*Exercise aim*:
Without including the pictures, copy out every line below.

=-=-=

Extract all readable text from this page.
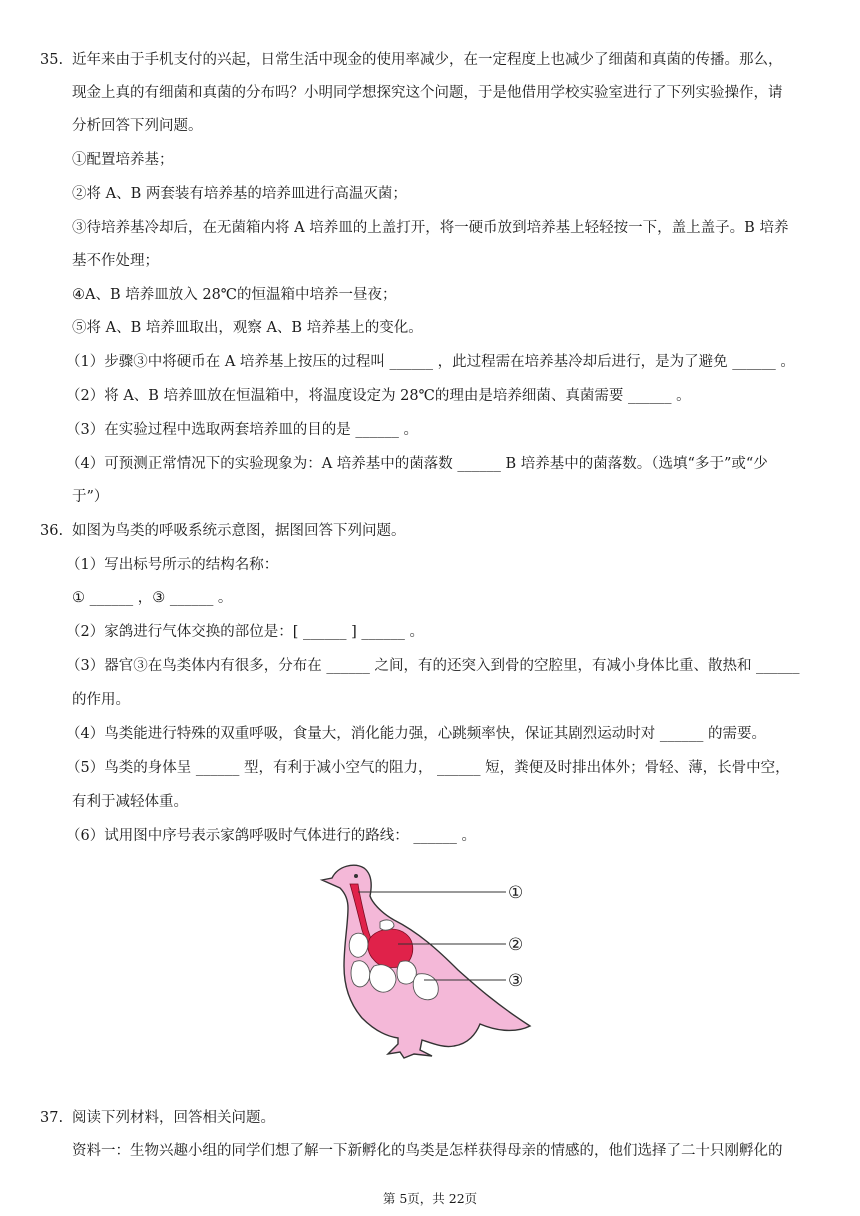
35. 近年来由于手机支付的兴起，日常生活中现金的使用率减少，在一定程度上也减少了细菌和真菌的传播。那么，
现金上真的有细菌和真菌的分布吗？小明同学想探究这个问题，于是他借用学校实验室进行了下列实验操作，请
分析回答下列问题。
①配置培养基；
②将 A、B 两套装有培养基的培养皿进行高温灭菌；
③待培养基冷却后，在无菌箱内将 A 培养皿的上盖打开，将一硬币放到培养基上轻轻按一下，盖上盖子。B 培养
基不作处理；
④A、B 培养皿放入 28℃的恒温箱中培养一昼夜；
⑤将 A、B 培养皿取出，观察 A、B 培养基上的变化。
（1）步骤③中将硬币在 A 培养基上按压的过程叫 ______ ，此过程需在培养基冷却后进行，是为了避免 ______ 。
（2）将 A、B 培养皿放在恒温箱中，将温度设定为 28℃的理由是培养细菌、真菌需要 ______ 。
（3）在实验过程中选取两套培养皿的目的是 ______ 。
（4）可预测正常情况下的实验现象为：A 培养基中的菌落数 ______ B 培养基中的菌落数。（选填“多于”或“少
于”）
36. 如图为鸟类的呼吸系统示意图，据图回答下列问题。
（1）写出标号所示的结构名称：
① ______ ，③ ______ 。
（2）家鸽进行气体交换的部位是：[ ______ ] ______ 。
（3）器官③在鸟类体内有很多，分布在 ______ 之间，有的还突入到骨的空腔里，有减小身体比重、散热和 ______
的作用。
（4）鸟类能进行特殊的双重呼吸，食量大，消化能力强，心跳频率快，保证其剧烈运动时对 ______ 的需要。
（5）鸟类的身体呈 ______ 型，有利于减小空气的阻力， ______ 短，粪便及时排出体外；骨轻、薄，长骨中空，
有利于减轻体重。
（6）试用图中序号表示家鸽呼吸时气体进行的路线： ______ 。
①
②
③
37. 阅读下列材料，回答相关问题。
资料一：生物兴趣小组的同学们想了解一下新孵化的鸟类是怎样获得母亲的情感的，他们选择了二十只刚孵化的
第 5页，共 22页
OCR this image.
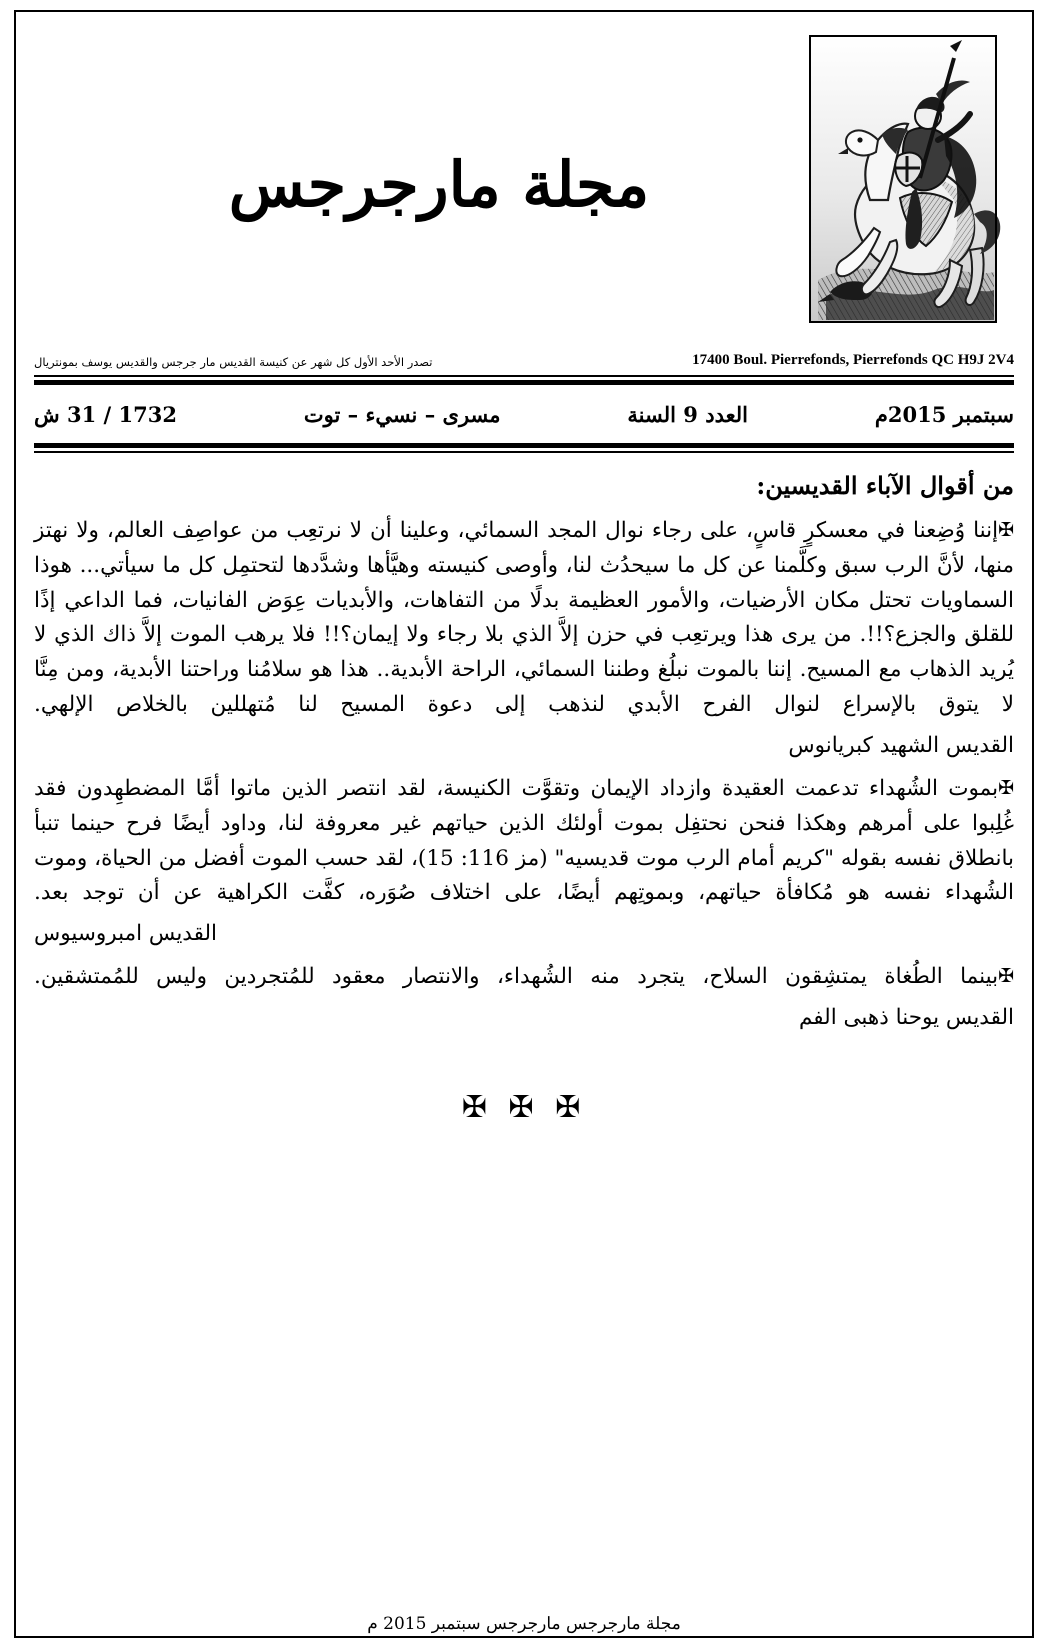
مجلة مارجرجس
17400 Boul. Pierrefonds, Pierrefonds QC H9J 2V4
تصدر الأحد الأول كل شهر عن كنيسة القديس مار جرجس والقديس يوسف بمونتريال
سبتمبر 2015م
العدد 9 السنة
مسرى – نسيء – توت
1732 / 31 ش
من أقوال الآباء القديسين:

✠إننا وُضِعنا في معسكرٍ قاسٍ، على رجاء نوال المجد السمائي، وعلينا أن لا نرتعِب من عواصِف العالم، ولا نهتز منها، لأنَّ الرب سبق وكلَّمنا عن كل ما سيحدُث لنا، وأوصى كنيسته وهيَّأها وشدَّدها لتحتمِل كل ما سيأتي... هوذا السماويات تحتل مكان الأرضيات، والأمور العظيمة بدلًا من التفاهات، والأبديات عِوَض الفانيات، فما الداعي إذًا للقلق والجزع؟!!. من يرى هذا ويرتعِب في حزن إلاَّ الذي بلا رجاء ولا إيمان؟!! فلا يرهب الموت إلاَّ ذاك الذي لا يُريد الذهاب مع المسيح. إننا بالموت نبلُغ وطننا السمائي، الراحة الأبدية.. هذا هو سلامُنا وراحتنا الأبدية، ومن مِنَّا لا يتوق بالإسراع لنوال الفرح الأبدي لنذهب إلى دعوة المسيح لنا مُتهللين بالخلاص الإلهي.

القديس الشهيد كبريانوس

✠بموت الشُهداء تدعمت العقيدة وازداد الإيمان وتقوَّت الكنيسة، لقد انتصر الذين ماتوا أمَّا المضطهِدون فقد غُلِبوا على أمرهم وهكذا فنحن نحتفِل بموت أولئك الذين حياتهم غير معروفة لنا، وداود أيضًا فرح حينما تنبأ بانطلاق نفسه بقوله "كريم أمام الرب موت قديسيه" (مز 116: 15)، لقد حسب الموت أفضل من الحياة، وموت الشُهداء نفسه هو مُكافأة حياتهم، وبموتِهم أيضًا، على اختلاف صُوَره، كفَّت الكراهية عن أن توجد بعد.

القديس امبروسيوس

✠بينما الطُغاة يمتشِقون السلاح، يتجرد منه الشُهداء، والانتصار معقود للمُتجردين وليس للمُمتشقين.

القديس يوحنا ذهبى الفم
✠ ✠ ✠
مجلة مارجرجس مارجرجس سبتمبر 2015 م
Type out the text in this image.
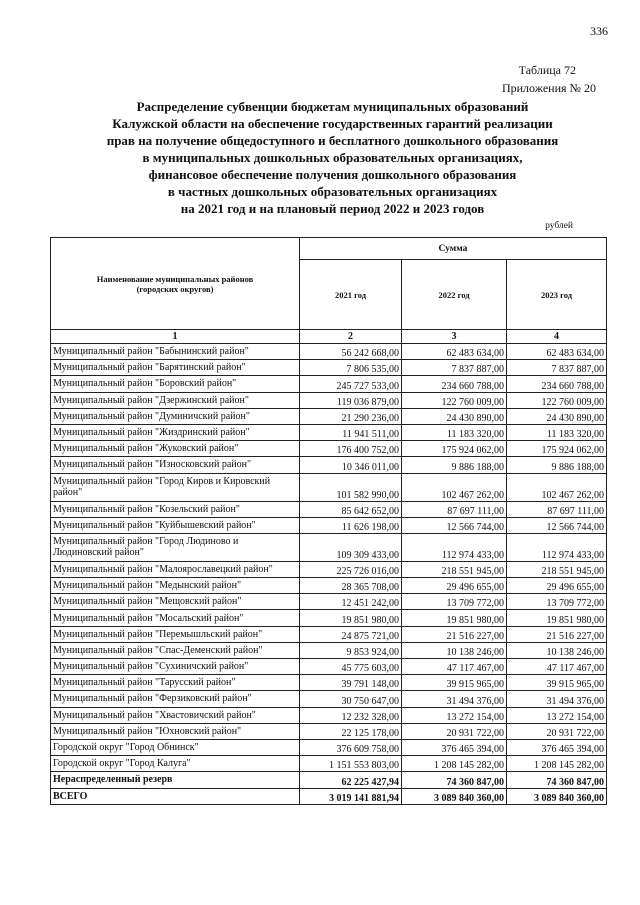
336
Таблица 72
Приложения № 20
Распределение субвенции бюджетам муниципальных образований
Калужской области на обеспечение государственных гарантий реализации
прав на получение общедоступного и бесплатного дошкольного образования
в муниципальных дошкольных образовательных организациях,
финансовое обеспечение получения дошкольного образования
в частных дошкольных образовательных организациях
на 2021 год и на плановый период 2022 и 2023 годов
рублей
Наименование муниципальных районов
(городских округов)	Сумма		
	2021 год	2022 год	2023 год
1	2	3	4
Муниципальный район "Бабынинский район"	56 242 668,00	62 483 634,00	62 483 634,00
Муниципальный район "Барятинский район"	7 806 535,00	7 837 887,00	7 837 887,00
Муниципальный район "Боровский район"	245 727 533,00	234 660 788,00	234 660 788,00
Муниципальный район "Дзержинский район"	119 036 879,00	122 760 009,00	122 760 009,00
Муниципальный район "Думиничский район"	21 290 236,00	24 430 890,00	24 430 890,00
Муниципальный район "Жиздринский район"	11 941 511,00	11 183 320,00	11 183 320,00
Муниципальный район "Жуковский район"	176 400 752,00	175 924 062,00	175 924 062,00
Муниципальный район "Износковский район"	10 346 011,00	9 886 188,00	9 886 188,00
Муниципальный район "Город Киров и Кировский район"	101 582 990,00	102 467 262,00	102 467 262,00
Муниципальный район "Козельский район"	85 642 652,00	87 697 111,00	87 697 111,00
Муниципальный район "Куйбышевский район"	11 626 198,00	12 566 744,00	12 566 744,00
Муниципальный район "Город Людиново и Людиновский район"	109 309 433,00	112 974 433,00	112 974 433,00
Муниципальный район "Малоярославецкий район"	225 726 016,00	218 551 945,00	218 551 945,00
Муниципальный район "Медынский район"	28 365 708,00	29 496 655,00	29 496 655,00
Муниципальный район "Мещовский район"	12 451 242,00	13 709 772,00	13 709 772,00
Муниципальный район "Мосальский район"	19 851 980,00	19 851 980,00	19 851 980,00
Муниципальный район "Перемышльский район"	24 875 721,00	21 516 227,00	21 516 227,00
Муниципальный район "Спас-Деменский район"	9 853 924,00	10 138 246,00	10 138 246,00
Муниципальный район "Сухиничский район"	45 775 603,00	47 117 467,00	47 117 467,00
Муниципальный район "Тарусский район"	39 791 148,00	39 915 965,00	39 915 965,00
Муниципальный район "Ферзиковский район"	30 750 647,00	31 494 376,00	31 494 376,00
Муниципальный район "Хвастовичский район"	12 232 328,00	13 272 154,00	13 272 154,00
Муниципальный район "Юхновский район"	22 125 178,00	20 931 722,00	20 931 722,00
Городской округ "Город Обнинск"	376 609 758,00	376 465 394,00	376 465 394,00
Городской округ "Город Калуга"	1 151 553 803,00	1 208 145 282,00	1 208 145 282,00
Нераспределенный резерв	62 225 427,94	74 360 847,00	74 360 847,00
ВСЕГО	3 019 141 881,94	3 089 840 360,00	3 089 840 360,00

=-=-=

*Correct result*:
Extract all readable text from this page.
35. 近年来由于手机支付的兴起，日常生活中现金的使用率减少，在一定程度上也减少了细菌和真菌的传播。那么，
现金上真的有细菌和真菌的分布吗？小明同学想探究这个问题，于是他借用学校实验室进行了下列实验操作，请
分析回答下列问题。
①配置培养基；
②将 A、B 两套装有培养基的培养皿进行高温灭菌；
③待培养基冷却后，在无菌箱内将 A 培养皿的上盖打开，将一硬币放到培养基上轻轻按一下，盖上盖子。B 培养
基不作处理；
④A、B 培养皿放入 28℃的恒温箱中培养一昼夜；
⑤将 A、B 培养皿取出，观察 A、B 培养基上的变化。
（1）步骤③中将硬币在 A 培养基上按压的过程叫 ______ ，此过程需在培养基冷却后进行，是为了避免 ______ 。
（2）将 A、B 培养皿放在恒温箱中，将温度设定为 28℃的理由是培养细菌、真菌需要 ______ 。
（3）在实验过程中选取两套培养皿的目的是 ______ 。
（4）可预测正常情况下的实验现象为：A 培养基中的菌落数 ______ B 培养基中的菌落数。（选填“多于”或“少
于”）
36. 如图为鸟类的呼吸系统示意图，据图回答下列问题。
（1）写出标号所示的结构名称：
① ______ ，③ ______ 。
（2）家鸽进行气体交换的部位是：[ ______ ] ______ 。
（3）器官③在鸟类体内有很多，分布在 ______ 之间，有的还突入到骨的空腔里，有减小身体比重、散热和 ______
的作用。
（4）鸟类能进行特殊的双重呼吸，食量大，消化能力强，心跳频率快，保证其剧烈运动时对 ______ 的需要。
（5）鸟类的身体呈 ______ 型，有利于减小空气的阻力， ______ 短，粪便及时排出体外；骨轻、薄，长骨中空，
有利于减轻体重。
（6）试用图中序号表示家鸽呼吸时气体进行的路线： ______ 。
①
②
③
37. 阅读下列材料，回答相关问题。
资料一：生物兴趣小组的同学们想了解一下新孵化的鸟类是怎样获得母亲的情感的，他们选择了二十只刚孵化的
第 5页，共 22页
OCR this image.
مجلة مارجرجس
17400 Boul. Pierrefonds, Pierrefonds QC H9J 2V4
تصدر الأحد الأول كل شهر عن كنيسة القديس مار جرجس والقديس يوسف بمونتريال
سبتمبر 2015م
العدد 9 السنة
مسرى – نسيء – توت
1732 / 31 ش
من أقوال الآباء القديسين:

✠إننا وُضِعنا في معسكرٍ قاسٍ، على رجاء نوال المجد السمائي، وعلينا أن لا نرتعِب من عواصِف العالم، ولا نهتز منها، لأنَّ الرب سبق وكلَّمنا عن كل ما سيحدُث لنا، وأوصى كنيسته وهيَّأها وشدَّدها لتحتمِل كل ما سيأتي... هوذا السماويات تحتل مكان الأرضيات، والأمور العظيمة بدلًا من التفاهات، والأبديات عِوَض الفانيات، فما الداعي إذًا للقلق والجزع؟!!. من يرى هذا ويرتعِب في حزن إلاَّ الذي بلا رجاء ولا إيمان؟!! فلا يرهب الموت إلاَّ ذاك الذي لا يُريد الذهاب مع المسيح. إننا بالموت نبلُغ وطننا السمائي، الراحة الأبدية.. هذا هو سلامُنا وراحتنا الأبدية، ومن مِنَّا لا يتوق بالإسراع لنوال الفرح الأبدي لنذهب إلى دعوة المسيح لنا مُتهللين بالخلاص الإلهي.

القديس الشهيد كبريانوس

✠بموت الشُهداء تدعمت العقيدة وازداد الإيمان وتقوَّت الكنيسة، لقد انتصر الذين ماتوا أمَّا المضطهِدون فقد غُلِبوا على أمرهم وهكذا فنحن نحتفِل بموت أولئك الذين حياتهم غير معروفة لنا، وداود أيضًا فرح حينما تنبأ بانطلاق نفسه بقوله "كريم أمام الرب موت قديسيه" (مز 116: 15)، لقد حسب الموت أفضل من الحياة، وموت الشُهداء نفسه هو مُكافأة حياتهم، وبموتِهم أيضًا، على اختلاف صُوَره، كفَّت الكراهية عن أن توجد بعد.

القديس امبروسيوس

✠بينما الطُغاة يمتشِقون السلاح، يتجرد منه الشُهداء، والانتصار معقود للمُتجردين وليس للمُمتشقين.

القديس يوحنا ذهبى الفم
✠ ✠ ✠
مجلة مارجرجس مارجرجس سبتمبر 2015 م
Type out the text in this image.
336
Таблица 72
Приложения № 20
Распределение субвенции бюджетам муниципальных образований
Калужской области на обеспечение государственных гарантий реализации
прав на получение общедоступного и бесплатного дошкольного образования
в муниципальных дошкольных образовательных организациях,
финансовое обеспечение получения дошкольного образования
в частных дошкольных образовательных организациях
на 2021 год и на плановый период 2022 и 2023 годов
рублей
Наименование муниципальных районов
(городских округов)	Сумма		
	2021 год	2022 год	2023 год
1	2	3	4
Муниципальный район "Бабынинский район"	56 242 668,00	62 483 634,00	62 483 634,00
Муниципальный район "Барятинский район"	7 806 535,00	7 837 887,00	7 837 887,00
Муниципальный район "Боровский район"	245 727 533,00	234 660 788,00	234 660 788,00
Муниципальный район "Дзержинский район"	119 036 879,00	122 760 009,00	122 760 009,00
Муниципальный район "Думиничский район"	21 290 236,00	24 430 890,00	24 430 890,00
Муниципальный район "Жиздринский район"	11 941 511,00	11 183 320,00	11 183 320,00
Муниципальный район "Жуковский район"	176 400 752,00	175 924 062,00	175 924 062,00
Муниципальный район "Износковский район"	10 346 011,00	9 886 188,00	9 886 188,00
Муниципальный район "Город Киров и Кировский район"	101 582 990,00	102 467 262,00	102 467 262,00
Муниципальный район "Козельский район"	85 642 652,00	87 697 111,00	87 697 111,00
Муниципальный район "Куйбышевский район"	11 626 198,00	12 566 744,00	12 566 744,00
Муниципальный район "Город Людиново и Людиновский район"	109 309 433,00	112 974 433,00	112 974 433,00
Муниципальный район "Малоярославецкий район"	225 726 016,00	218 551 945,00	218 551 945,00
Муниципальный район "Медынский район"	28 365 708,00	29 496 655,00	29 496 655,00
Муниципальный район "Мещовский район"	12 451 242,00	13 709 772,00	13 709 772,00
Муниципальный район "Мосальский район"	19 851 980,00	19 851 980,00	19 851 980,00
Муниципальный район "Перемышльский район"	24 875 721,00	21 516 227,00	21 516 227,00
Муниципальный район "Спас-Деменский район"	9 853 924,00	10 138 246,00	10 138 246,00
Муниципальный район "Сухиничский район"	45 775 603,00	47 117 467,00	47 117 467,00
Муниципальный район "Тарусский район"	39 791 148,00	39 915 965,00	39 915 965,00
Муниципальный район "Ферзиковский район"	30 750 647,00	31 494 376,00	31 494 376,00
Муниципальный район "Хвастовичский район"	12 232 328,00	13 272 154,00	13 272 154,00
Муниципальный район "Юхновский район"	22 125 178,00	20 931 722,00	20 931 722,00
Городской округ "Город Обнинск"	376 609 758,00	376 465 394,00	376 465 394,00
Городской округ "Город Калуга"	1 151 553 803,00	1 208 145 282,00	1 208 145 282,00
Нераспределенный резерв	62 225 427,94	74 360 847,00	74 360 847,00
ВСЕГО	3 019 141 881,94	3 089 840 360,00	3 089 840 360,00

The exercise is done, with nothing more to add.